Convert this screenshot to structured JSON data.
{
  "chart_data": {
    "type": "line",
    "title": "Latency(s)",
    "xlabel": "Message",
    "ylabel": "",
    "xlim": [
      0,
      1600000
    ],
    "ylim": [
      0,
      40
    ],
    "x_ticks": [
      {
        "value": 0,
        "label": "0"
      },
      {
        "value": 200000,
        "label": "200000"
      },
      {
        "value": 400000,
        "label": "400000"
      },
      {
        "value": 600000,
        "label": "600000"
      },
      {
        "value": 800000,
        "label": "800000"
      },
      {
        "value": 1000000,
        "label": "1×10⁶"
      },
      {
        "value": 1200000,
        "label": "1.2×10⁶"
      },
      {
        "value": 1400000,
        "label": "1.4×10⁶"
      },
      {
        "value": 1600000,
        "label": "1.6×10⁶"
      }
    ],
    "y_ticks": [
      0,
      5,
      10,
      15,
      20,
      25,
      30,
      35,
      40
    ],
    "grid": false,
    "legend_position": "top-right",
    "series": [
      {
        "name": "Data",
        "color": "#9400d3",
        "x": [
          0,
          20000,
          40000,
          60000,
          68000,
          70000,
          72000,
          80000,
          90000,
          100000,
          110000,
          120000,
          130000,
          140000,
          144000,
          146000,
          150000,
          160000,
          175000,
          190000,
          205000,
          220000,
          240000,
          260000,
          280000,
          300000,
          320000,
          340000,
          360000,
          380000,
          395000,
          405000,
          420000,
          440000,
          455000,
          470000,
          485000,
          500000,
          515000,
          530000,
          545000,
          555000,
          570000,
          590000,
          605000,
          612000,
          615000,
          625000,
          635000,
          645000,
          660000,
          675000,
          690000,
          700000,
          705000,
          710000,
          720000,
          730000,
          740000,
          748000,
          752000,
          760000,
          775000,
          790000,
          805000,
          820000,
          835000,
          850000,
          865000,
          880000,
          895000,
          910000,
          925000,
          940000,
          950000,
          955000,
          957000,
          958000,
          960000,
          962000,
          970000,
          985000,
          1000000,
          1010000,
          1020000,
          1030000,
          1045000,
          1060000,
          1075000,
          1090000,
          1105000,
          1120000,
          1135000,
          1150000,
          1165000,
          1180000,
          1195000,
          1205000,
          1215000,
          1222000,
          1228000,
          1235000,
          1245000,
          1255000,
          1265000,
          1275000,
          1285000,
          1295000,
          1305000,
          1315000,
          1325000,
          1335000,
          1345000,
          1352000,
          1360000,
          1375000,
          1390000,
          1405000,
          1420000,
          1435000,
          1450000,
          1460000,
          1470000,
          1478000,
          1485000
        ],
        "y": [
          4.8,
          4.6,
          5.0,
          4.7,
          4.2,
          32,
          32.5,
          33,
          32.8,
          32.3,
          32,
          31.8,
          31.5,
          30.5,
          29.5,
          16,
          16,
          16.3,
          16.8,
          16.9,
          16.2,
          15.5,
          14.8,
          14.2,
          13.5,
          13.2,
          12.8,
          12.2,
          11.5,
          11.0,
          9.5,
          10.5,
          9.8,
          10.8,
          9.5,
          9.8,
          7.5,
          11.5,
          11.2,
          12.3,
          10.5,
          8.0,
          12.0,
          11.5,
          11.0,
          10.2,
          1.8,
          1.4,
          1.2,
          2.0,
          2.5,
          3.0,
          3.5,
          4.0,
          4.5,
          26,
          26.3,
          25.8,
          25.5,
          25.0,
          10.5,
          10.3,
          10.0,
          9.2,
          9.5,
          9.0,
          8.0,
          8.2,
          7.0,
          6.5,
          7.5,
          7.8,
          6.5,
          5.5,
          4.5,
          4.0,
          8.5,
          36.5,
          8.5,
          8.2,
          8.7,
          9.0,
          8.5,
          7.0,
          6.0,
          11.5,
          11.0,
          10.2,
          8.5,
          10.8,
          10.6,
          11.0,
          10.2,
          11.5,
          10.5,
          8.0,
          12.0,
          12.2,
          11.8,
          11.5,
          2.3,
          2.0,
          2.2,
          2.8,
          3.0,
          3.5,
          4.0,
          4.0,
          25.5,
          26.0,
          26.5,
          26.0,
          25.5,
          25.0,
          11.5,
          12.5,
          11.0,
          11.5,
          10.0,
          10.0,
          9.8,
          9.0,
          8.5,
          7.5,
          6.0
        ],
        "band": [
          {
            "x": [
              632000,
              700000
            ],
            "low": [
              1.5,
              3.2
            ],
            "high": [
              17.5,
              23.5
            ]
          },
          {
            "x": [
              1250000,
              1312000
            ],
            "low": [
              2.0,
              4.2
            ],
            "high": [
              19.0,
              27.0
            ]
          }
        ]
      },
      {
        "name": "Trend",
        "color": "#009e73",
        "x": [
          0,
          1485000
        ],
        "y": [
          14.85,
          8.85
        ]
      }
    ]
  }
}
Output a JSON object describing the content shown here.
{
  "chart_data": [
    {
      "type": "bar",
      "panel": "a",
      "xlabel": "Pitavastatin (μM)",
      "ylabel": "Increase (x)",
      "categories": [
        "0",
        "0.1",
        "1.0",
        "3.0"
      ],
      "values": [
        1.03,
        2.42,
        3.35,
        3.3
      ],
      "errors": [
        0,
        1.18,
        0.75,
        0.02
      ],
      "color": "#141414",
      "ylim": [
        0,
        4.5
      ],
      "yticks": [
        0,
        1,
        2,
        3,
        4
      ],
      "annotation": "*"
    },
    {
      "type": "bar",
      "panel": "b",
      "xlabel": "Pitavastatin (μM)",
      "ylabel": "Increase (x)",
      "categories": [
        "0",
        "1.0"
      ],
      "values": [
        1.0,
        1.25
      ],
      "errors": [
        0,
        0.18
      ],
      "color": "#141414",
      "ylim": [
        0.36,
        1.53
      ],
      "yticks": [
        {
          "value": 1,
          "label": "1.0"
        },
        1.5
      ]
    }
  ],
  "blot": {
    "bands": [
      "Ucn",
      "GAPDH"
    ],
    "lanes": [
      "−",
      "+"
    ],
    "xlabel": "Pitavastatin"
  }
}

◇ ◇ ◇ ◇ ◇

• _DESCRIPTION OF THE TASK_
Copy out the lines in which the string "JSON" appears.

• _EXERCISE SOLUTION_
Convert this screenshot to structured JSON data.
Output a JSON object describing the content shown here.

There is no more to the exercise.